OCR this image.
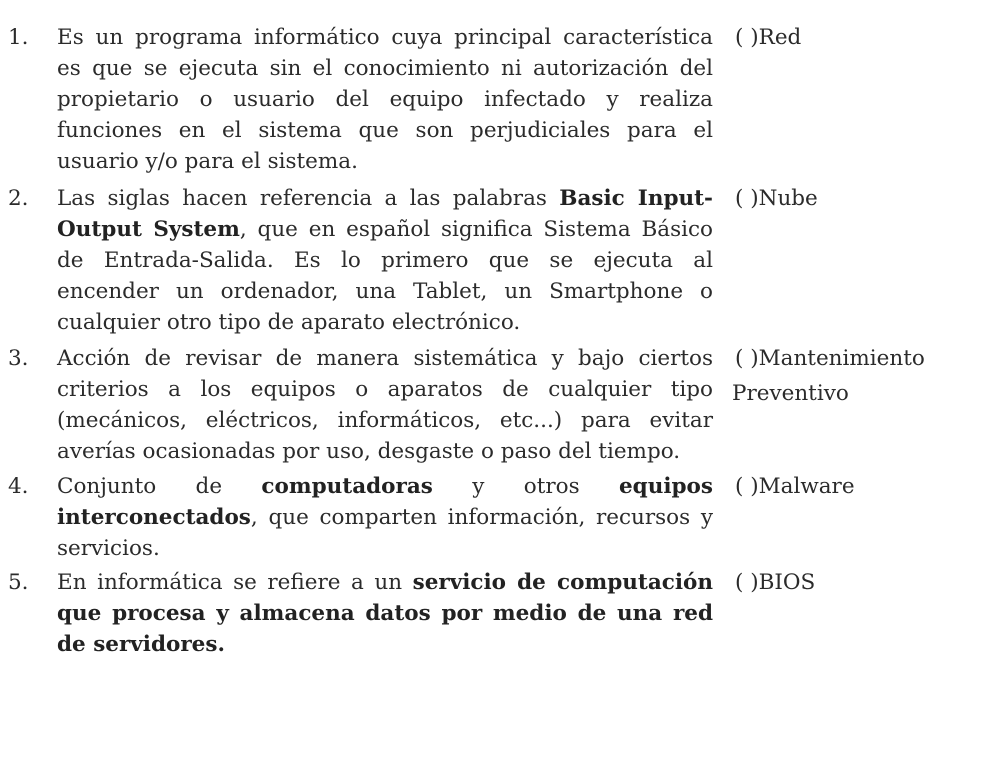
1.	Es un programa informático cuya principal característica es que se ejecuta sin el conocimiento ni autorización del propietario o usuario del equipo infectado y realiza funciones en el sistema que son perjudiciales para el usuario y/o para el sistema.
( )Red
2.	Las siglas hacen referencia a las palabras Basic Input-Output System, que en español significa Sistema Básico de Entrada-Salida. Es lo primero que se ejecuta al encender un ordenador, una Tablet, un Smartphone o cualquier otro tipo de aparato electrónico.
( )Nube
3.	Acción de revisar de manera sistemática y bajo ciertos criterios a los equipos o aparatos de cualquier tipo (mecánicos, eléctricos, informáticos, etc...) para evitar averías ocasionadas por uso, desgaste o paso del tiempo.
( )Mantenimiento
Preventivo
4.	Conjunto de computadoras y otros equipos interconectados, que comparten información, recursos y servicios.
( )Malware
5.	En informática se refiere a un servicio de computación que procesa y almacena datos por medio de una red de servidores.
( )BIOS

· · · ·

• [WHAT TO PRODUCE]:
Some lines of the records may hold the word "cualquier". How many do? Answer with a number and nothing else.

• [COMPLETE OUTPUT]:
2